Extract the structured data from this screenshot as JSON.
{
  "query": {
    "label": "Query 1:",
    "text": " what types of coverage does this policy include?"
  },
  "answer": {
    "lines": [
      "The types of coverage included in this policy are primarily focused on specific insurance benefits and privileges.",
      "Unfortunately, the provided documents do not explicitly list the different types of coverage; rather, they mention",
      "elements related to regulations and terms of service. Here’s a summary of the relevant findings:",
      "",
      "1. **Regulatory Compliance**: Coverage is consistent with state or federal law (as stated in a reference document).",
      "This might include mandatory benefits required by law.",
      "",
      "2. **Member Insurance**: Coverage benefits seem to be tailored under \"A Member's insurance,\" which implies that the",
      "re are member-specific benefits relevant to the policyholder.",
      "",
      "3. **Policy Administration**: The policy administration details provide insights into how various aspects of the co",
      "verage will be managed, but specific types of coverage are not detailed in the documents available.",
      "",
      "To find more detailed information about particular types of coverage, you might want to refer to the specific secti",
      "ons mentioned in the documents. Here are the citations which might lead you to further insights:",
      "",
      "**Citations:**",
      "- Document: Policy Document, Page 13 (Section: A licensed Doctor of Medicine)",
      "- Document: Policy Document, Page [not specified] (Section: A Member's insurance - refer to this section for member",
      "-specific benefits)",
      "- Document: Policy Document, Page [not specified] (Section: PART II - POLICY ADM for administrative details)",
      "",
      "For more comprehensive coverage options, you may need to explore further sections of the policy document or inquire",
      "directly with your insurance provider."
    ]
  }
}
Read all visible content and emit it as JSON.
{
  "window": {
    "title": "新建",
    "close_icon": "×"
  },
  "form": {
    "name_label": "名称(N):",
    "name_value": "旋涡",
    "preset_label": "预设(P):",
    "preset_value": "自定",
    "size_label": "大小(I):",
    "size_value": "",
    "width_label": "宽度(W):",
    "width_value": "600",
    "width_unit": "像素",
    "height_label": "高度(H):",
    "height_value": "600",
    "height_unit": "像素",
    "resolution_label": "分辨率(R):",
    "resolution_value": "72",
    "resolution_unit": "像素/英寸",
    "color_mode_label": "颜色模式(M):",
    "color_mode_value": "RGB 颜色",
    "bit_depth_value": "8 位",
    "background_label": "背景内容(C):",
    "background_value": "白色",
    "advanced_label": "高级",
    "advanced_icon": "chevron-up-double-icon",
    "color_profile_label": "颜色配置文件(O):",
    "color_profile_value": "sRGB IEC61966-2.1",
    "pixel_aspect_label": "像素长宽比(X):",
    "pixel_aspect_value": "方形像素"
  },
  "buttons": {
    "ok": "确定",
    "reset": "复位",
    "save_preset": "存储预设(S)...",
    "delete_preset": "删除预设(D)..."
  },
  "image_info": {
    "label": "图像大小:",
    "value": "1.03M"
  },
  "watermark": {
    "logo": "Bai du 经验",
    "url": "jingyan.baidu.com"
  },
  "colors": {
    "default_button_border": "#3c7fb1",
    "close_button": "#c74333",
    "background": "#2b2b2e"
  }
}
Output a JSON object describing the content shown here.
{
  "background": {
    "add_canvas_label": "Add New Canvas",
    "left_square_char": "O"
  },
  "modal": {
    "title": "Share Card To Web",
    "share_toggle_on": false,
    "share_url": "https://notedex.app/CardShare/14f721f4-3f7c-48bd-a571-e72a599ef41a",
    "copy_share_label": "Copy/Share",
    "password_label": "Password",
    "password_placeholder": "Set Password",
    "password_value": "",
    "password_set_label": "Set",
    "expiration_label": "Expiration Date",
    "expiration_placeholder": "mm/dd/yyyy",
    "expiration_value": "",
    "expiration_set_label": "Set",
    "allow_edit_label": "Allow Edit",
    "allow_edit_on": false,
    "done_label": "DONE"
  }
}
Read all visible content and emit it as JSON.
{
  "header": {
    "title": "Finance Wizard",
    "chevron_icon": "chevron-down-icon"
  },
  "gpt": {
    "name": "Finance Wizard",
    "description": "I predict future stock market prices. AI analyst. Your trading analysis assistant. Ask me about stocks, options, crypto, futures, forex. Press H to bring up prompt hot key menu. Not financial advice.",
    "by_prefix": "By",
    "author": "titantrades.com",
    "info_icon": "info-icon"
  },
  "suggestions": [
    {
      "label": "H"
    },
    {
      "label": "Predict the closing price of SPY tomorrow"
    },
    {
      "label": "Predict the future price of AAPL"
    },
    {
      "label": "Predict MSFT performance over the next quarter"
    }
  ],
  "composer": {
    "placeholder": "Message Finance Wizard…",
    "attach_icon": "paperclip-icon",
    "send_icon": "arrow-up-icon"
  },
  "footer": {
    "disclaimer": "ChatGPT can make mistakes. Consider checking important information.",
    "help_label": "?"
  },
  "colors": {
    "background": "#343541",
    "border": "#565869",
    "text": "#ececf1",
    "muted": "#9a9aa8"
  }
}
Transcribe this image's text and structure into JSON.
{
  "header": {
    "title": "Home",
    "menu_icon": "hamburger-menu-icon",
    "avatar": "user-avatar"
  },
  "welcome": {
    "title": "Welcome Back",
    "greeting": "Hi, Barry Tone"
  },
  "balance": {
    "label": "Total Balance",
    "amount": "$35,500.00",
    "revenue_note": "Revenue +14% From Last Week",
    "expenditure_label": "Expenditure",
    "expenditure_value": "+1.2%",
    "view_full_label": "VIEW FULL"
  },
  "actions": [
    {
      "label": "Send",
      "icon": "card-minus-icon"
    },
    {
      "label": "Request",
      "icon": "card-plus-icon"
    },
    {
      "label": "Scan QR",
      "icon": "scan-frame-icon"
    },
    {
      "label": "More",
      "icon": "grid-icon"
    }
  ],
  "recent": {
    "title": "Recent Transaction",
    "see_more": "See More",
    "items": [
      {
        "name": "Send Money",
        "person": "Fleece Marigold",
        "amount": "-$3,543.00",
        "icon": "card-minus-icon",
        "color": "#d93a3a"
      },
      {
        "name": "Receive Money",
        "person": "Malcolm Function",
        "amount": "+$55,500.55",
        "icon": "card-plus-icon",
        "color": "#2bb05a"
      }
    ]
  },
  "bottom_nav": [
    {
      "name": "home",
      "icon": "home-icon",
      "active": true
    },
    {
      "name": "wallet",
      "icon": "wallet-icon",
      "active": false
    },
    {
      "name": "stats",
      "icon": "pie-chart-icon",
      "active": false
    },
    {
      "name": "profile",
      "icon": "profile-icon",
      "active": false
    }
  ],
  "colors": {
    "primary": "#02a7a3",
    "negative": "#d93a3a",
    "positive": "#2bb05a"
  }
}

----

Exercise description – From the entries above, select each line containing the string "details".

Output for this task –
      "3. **Policy Administration**: The policy administration details provide insights into how various aspects of the co",
      "- Document: Policy Document, Page [not specified] (Section: PART II - POLICY ADM for administrative details)",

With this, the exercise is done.